═════ Records provided
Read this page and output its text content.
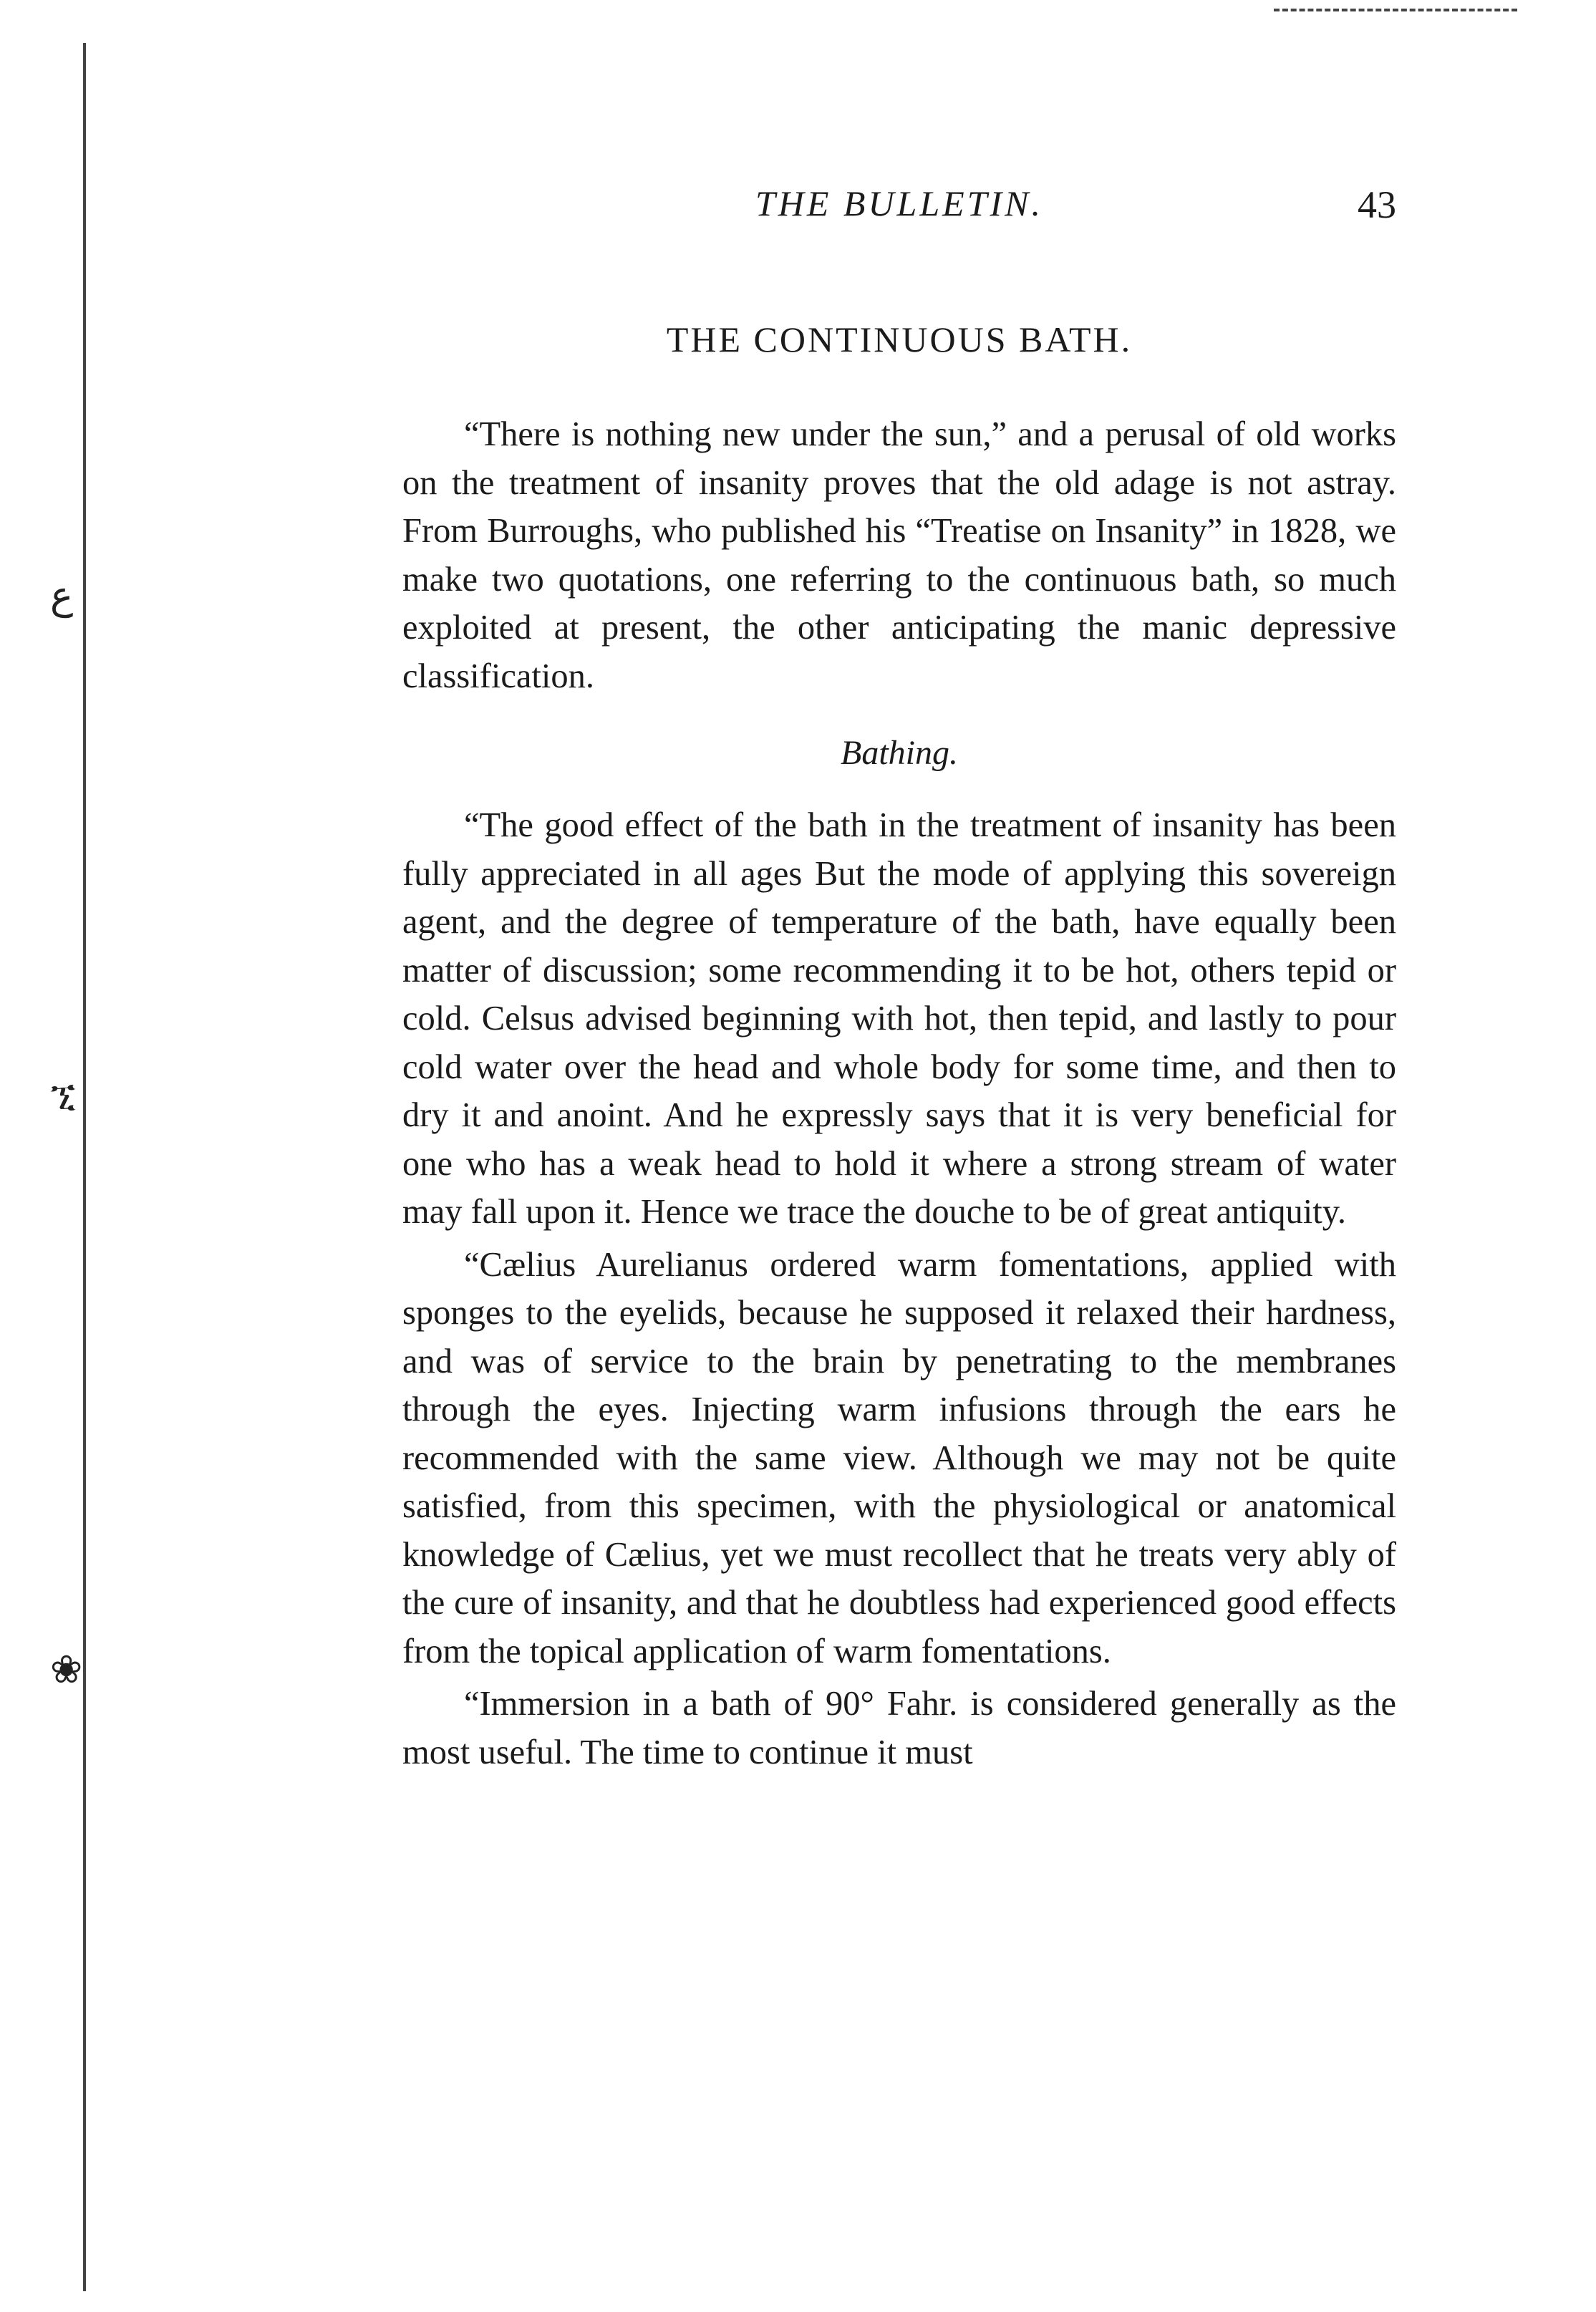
ﻉ
ኚ
❀
THE BULLETIN.	43
THE CONTINUOUS BATH.

“There is nothing new under the sun,” and a perusal of old works on the treatment of insanity proves that the old adage is not astray. From Burroughs, who published his “Treatise on Insanity” in 1828, we make two quotations, one referring to the continuous bath, so much exploited at present, the other anticipating the manic depressive classification.

Bathing.

“The good effect of the bath in the treatment of insanity has been fully appreciated in all ages But the mode of applying this sovereign agent, and the degree of temperature of the bath, have equally been matter of discussion; some recommending it to be hot, others tepid or cold. Celsus advised beginning with hot, then tepid, and lastly to pour cold water over the head and whole body for some time, and then to dry it and anoint. And he expressly says that it is very beneficial for one who has a weak head to hold it where a strong stream of water may fall upon it. Hence we trace the douche to be of great antiquity.

“Cælius Aurelianus ordered warm fomentations, applied with sponges to the eyelids, because he supposed it relaxed their hardness, and was of service to the brain by penetrating to the membranes through the eyes. Injecting warm infusions through the ears he recommended with the same view. Although we may not be quite satisfied, from this specimen, with the physiological or anatomical knowledge of Cælius, yet we must recollect that he treats very ably of the cure of insanity, and that he doubtless had experienced good effects from the topical application of warm fomentations.

“Immersion in a bath of 90° Fahr. is considered generally as the most useful. The time to continue it must
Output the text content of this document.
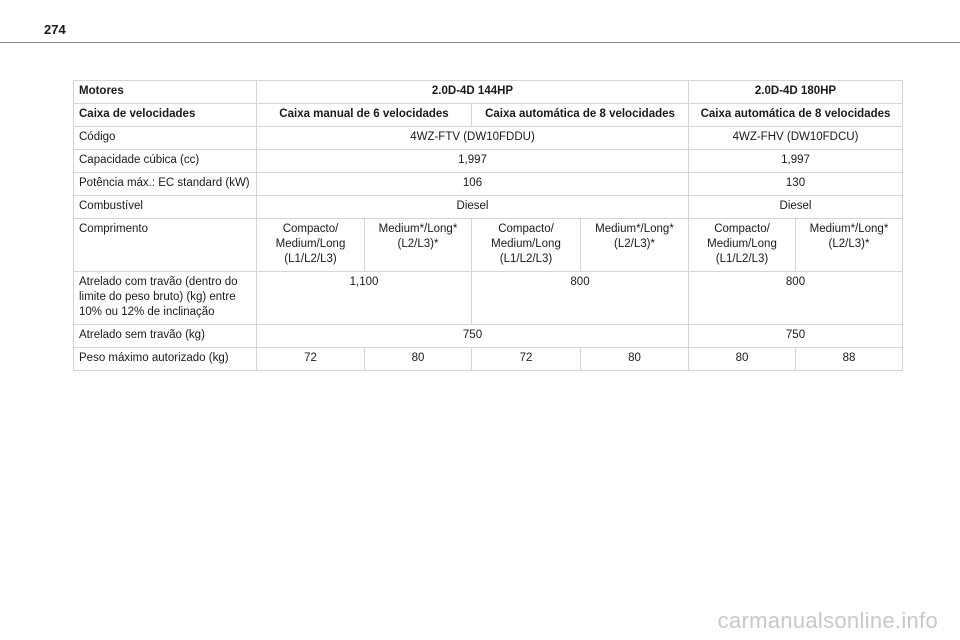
274
Motores	2.0D-4D 144HP				2.0D-4D 180HP	
Caixa de velocidades	Caixa manual de 6 velocidades		Caixa automática de 8 velocidades		Caixa automática de 8 velocidades	
Código	4WZ-FTV (DW10FDDU)				4WZ-FHV (DW10FDCU)	
Capacidade cúbica (cc)	1,997				1,997	
Potência máx.: EC standard (kW)	106				130	
Combustível	Diesel				Diesel	
Comprimento	Compacto/ Medium/Long (L1/L2/L3)	Medium*/Long* (L2/L3)*	Compacto/ Medium/Long (L1/L2/L3)	Medium*/Long* (L2/L3)*	Compacto/ Medium/Long (L1/L2/L3)	Medium*/Long* (L2/L3)*
Atrelado com travão (dentro do limite do peso bruto) (kg) entre 10% ou 12% de inclinação	1,100		800		800	
Atrelado sem travão (kg)	750				750	
Peso máximo autorizado (kg)	72	80	72	80	80	88
carmanualsonline.info
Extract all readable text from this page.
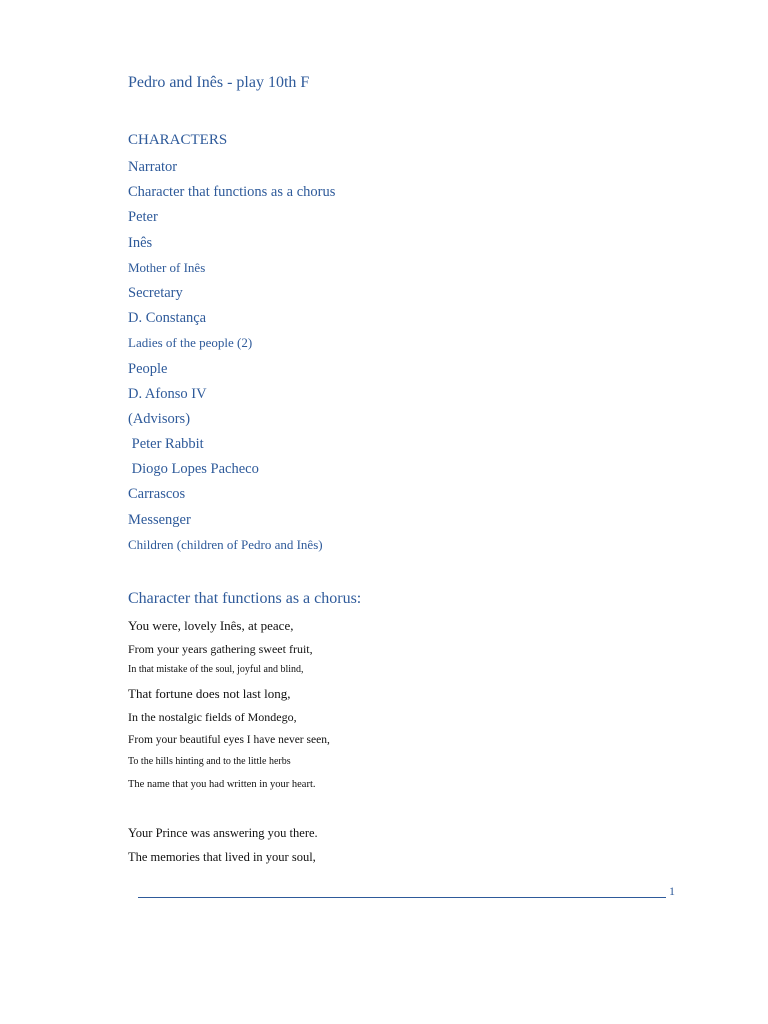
Pedro and Inês - play 10th F
CHARACTERS
Narrator
Character that functions as a chorus
Peter
Inês
Mother of Inês
Secretary
D. Constança
Ladies of the people (2)
People
D. Afonso IV
(Advisors)
Peter Rabbit
Diogo Lopes Pacheco
Carrascos
Messenger
Children (children of Pedro and Inês)
Character that functions as a chorus:
You were, lovely Inês, at peace,
From your years gathering sweet fruit,
In that mistake of the soul, joyful and blind,
That fortune does not last long,
In the nostalgic fields of Mondego,
From your beautiful eyes I have never seen,
To the hills hinting and to the little herbs
The name that you had written in your heart.
Your Prince was answering you there.
The memories that lived in your soul,
1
══════════
# What to work on:
Except for the pictures, reproduce every line exactly.

# Full response:
Read this page and output its text content.
ﻉ
ኚ
❀
THE BULLETIN.	43
THE CONTINUOUS BATH.

“There is nothing new under the sun,” and a perusal of old works on the treatment of insanity proves that the old adage is not astray. From Burroughs, who published his “Treatise on Insanity” in 1828, we make two quotations, one referring to the continuous bath, so much exploited at present, the other anticipating the manic depressive classification.

Bathing.

“The good effect of the bath in the treatment of insanity has been fully appreciated in all ages But the mode of applying this sovereign agent, and the degree of temperature of the bath, have equally been matter of discussion; some recommending it to be hot, others tepid or cold. Celsus advised beginning with hot, then tepid, and lastly to pour cold water over the head and whole body for some time, and then to dry it and anoint. And he expressly says that it is very beneficial for one who has a weak head to hold it where a strong stream of water may fall upon it. Hence we trace the douche to be of great antiquity.

“Cælius Aurelianus ordered warm fomentations, applied with sponges to the eyelids, because he supposed it relaxed their hardness, and was of service to the brain by penetrating to the membranes through the eyes. Injecting warm infusions through the ears he recommended with the same view. Although we may not be quite satisfied, from this specimen, with the physiological or anatomical knowledge of Cælius, yet we must recollect that he treats very ably of the cure of insanity, and that he doubtless had experienced good effects from the topical application of warm fomentations.

“Immersion in a bath of 90° Fahr. is considered generally as the most useful. The time to continue it must
Output the text content of this document.
274
Motores	2.0D-4D 144HP				2.0D-4D 180HP	
Caixa de velocidades	Caixa manual de 6 velocidades		Caixa automática de 8 velocidades		Caixa automática de 8 velocidades	
Código	4WZ-FTV (DW10FDDU)				4WZ-FHV (DW10FDCU)	
Capacidade cúbica (cc)	1,997				1,997	
Potência máx.: EC standard (kW)	106				130	
Combustível	Diesel				Diesel	
Comprimento	Compacto/ Medium/Long (L1/L2/L3)	Medium*/Long* (L2/L3)*	Compacto/ Medium/Long (L1/L2/L3)	Medium*/Long* (L2/L3)*	Compacto/ Medium/Long (L1/L2/L3)	Medium*/Long* (L2/L3)*
Atrelado com travão (dentro do limite do peso bruto) (kg) entre 10% ou 12% de inclinação	1,100		800		800	
Atrelado sem travão (kg)	750				750	
Peso máximo autorizado (kg)	72	80	72	80	80	88
carmanualsonline.info
Extract all readable text from this page.
Pedro and Inês - play 10th F
CHARACTERS
Narrator
Character that functions as a chorus
Peter
Inês
Mother of Inês
Secretary
D. Constança
Ladies of the people (2)
People
D. Afonso IV
(Advisors)
Peter Rabbit
Diogo Lopes Pacheco
Carrascos
Messenger
Children (children of Pedro and Inês)
Character that functions as a chorus:
You were, lovely Inês, at peace,
From your years gathering sweet fruit,
In that mistake of the soul, joyful and blind,
That fortune does not last long,
In the nostalgic fields of Mondego,
From your beautiful eyes I have never seen,
To the hills hinting and to the little herbs
The name that you had written in your heart.
Your Prince was answering you there.
The memories that lived in your soul,
1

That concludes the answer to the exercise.